* begin RECORDS SHOWN *
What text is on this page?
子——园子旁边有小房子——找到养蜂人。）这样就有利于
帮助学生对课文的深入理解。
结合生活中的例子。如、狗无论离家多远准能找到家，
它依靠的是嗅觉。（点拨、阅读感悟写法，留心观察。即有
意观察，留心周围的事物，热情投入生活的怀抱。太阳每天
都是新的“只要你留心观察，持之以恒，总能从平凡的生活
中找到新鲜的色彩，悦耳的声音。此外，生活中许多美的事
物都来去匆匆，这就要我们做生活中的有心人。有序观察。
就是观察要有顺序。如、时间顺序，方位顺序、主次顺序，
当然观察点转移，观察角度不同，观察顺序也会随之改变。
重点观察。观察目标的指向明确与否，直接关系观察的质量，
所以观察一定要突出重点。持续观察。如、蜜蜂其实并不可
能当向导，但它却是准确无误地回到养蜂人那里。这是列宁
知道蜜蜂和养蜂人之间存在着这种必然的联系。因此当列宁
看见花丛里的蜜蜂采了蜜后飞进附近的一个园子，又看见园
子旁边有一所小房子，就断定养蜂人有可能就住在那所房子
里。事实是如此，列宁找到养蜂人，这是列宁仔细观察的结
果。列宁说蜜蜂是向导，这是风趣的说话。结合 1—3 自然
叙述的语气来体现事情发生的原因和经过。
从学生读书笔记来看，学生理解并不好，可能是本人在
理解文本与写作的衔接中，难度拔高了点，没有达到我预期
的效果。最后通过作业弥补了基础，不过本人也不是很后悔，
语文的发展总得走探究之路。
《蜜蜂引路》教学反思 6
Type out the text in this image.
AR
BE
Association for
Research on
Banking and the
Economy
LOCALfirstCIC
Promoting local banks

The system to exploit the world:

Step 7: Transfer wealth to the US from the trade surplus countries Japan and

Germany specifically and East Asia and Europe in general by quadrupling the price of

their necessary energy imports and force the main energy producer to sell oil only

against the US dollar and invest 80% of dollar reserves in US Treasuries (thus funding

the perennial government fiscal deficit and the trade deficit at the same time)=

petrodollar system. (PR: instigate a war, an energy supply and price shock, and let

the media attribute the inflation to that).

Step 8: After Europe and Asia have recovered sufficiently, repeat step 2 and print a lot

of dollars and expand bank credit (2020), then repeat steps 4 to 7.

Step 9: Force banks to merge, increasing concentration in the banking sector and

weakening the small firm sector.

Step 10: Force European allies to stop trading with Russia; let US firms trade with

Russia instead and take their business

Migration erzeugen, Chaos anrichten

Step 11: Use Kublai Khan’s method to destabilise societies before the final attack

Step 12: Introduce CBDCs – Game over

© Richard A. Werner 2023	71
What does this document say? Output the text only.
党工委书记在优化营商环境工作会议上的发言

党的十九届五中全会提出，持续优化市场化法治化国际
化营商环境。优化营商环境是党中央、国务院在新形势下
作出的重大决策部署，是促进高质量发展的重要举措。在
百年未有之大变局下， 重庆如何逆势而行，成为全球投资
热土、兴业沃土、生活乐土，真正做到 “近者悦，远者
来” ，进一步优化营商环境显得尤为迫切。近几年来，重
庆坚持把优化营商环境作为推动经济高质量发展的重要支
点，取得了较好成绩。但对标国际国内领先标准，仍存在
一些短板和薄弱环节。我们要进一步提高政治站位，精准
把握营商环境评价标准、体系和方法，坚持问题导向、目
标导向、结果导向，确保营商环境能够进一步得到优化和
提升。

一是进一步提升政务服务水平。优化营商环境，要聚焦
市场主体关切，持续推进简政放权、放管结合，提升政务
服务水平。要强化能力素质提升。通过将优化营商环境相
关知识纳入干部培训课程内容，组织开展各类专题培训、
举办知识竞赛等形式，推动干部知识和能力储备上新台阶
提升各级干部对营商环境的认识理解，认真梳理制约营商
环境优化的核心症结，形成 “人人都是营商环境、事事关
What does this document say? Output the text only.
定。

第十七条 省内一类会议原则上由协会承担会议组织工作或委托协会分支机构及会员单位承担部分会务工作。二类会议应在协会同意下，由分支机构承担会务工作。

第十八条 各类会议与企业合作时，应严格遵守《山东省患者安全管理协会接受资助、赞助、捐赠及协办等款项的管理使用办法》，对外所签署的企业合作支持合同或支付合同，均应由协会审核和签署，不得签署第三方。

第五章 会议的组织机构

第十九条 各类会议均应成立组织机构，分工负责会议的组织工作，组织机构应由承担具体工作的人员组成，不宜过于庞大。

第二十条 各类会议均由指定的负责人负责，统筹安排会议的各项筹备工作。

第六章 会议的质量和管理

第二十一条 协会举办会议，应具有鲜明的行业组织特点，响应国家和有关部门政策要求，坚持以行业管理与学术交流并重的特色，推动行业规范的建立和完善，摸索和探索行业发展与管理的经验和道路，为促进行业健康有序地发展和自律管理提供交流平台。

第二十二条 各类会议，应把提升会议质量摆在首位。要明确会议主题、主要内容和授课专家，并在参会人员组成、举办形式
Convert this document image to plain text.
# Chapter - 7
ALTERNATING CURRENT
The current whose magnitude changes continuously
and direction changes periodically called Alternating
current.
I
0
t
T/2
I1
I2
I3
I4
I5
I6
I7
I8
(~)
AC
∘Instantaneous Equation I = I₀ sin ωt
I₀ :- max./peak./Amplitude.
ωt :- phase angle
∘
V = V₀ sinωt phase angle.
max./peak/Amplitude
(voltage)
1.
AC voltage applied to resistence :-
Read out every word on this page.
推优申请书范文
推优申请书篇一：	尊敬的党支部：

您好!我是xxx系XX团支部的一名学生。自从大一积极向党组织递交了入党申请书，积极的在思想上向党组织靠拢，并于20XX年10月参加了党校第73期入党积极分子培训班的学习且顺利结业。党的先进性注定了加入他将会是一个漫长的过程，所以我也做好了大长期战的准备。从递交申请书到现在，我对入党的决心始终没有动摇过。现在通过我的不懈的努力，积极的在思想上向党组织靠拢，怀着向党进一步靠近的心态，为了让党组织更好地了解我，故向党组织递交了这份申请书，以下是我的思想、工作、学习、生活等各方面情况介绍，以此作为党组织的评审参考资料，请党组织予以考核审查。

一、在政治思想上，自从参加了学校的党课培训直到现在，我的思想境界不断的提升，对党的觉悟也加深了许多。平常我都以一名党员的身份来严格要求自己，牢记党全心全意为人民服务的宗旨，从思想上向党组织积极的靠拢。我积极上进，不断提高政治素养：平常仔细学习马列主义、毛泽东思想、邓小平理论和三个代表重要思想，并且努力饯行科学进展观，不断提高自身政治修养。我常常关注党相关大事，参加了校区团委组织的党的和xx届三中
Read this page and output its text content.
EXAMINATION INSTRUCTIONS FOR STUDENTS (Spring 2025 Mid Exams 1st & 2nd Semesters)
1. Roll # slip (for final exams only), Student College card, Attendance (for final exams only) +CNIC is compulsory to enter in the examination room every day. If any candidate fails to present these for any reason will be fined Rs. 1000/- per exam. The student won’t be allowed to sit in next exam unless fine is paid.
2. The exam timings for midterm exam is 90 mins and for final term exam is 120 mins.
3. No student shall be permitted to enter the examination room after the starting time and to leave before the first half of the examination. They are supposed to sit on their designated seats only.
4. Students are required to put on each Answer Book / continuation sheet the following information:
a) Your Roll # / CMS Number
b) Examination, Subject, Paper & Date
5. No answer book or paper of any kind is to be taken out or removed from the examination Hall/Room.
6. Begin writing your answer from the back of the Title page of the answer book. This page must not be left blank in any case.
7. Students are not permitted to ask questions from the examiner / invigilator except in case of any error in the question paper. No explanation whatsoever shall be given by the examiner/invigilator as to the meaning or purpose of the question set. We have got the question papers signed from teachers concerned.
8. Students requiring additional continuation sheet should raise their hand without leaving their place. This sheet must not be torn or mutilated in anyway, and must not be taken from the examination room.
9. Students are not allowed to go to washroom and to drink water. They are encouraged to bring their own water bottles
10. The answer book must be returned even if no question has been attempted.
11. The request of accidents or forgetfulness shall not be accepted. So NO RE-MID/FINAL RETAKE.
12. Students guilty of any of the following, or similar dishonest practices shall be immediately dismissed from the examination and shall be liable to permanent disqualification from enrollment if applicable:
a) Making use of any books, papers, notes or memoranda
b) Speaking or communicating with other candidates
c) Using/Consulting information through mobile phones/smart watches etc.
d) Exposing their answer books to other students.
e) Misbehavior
* end RECORDS SHOWN *
Copy every line of the records above that contains "price".

Germany specifically and East Asia and Europe in general by quadrupling the price of
petrodollar system. (PR: instigate a war, an energy supply and price shock, and let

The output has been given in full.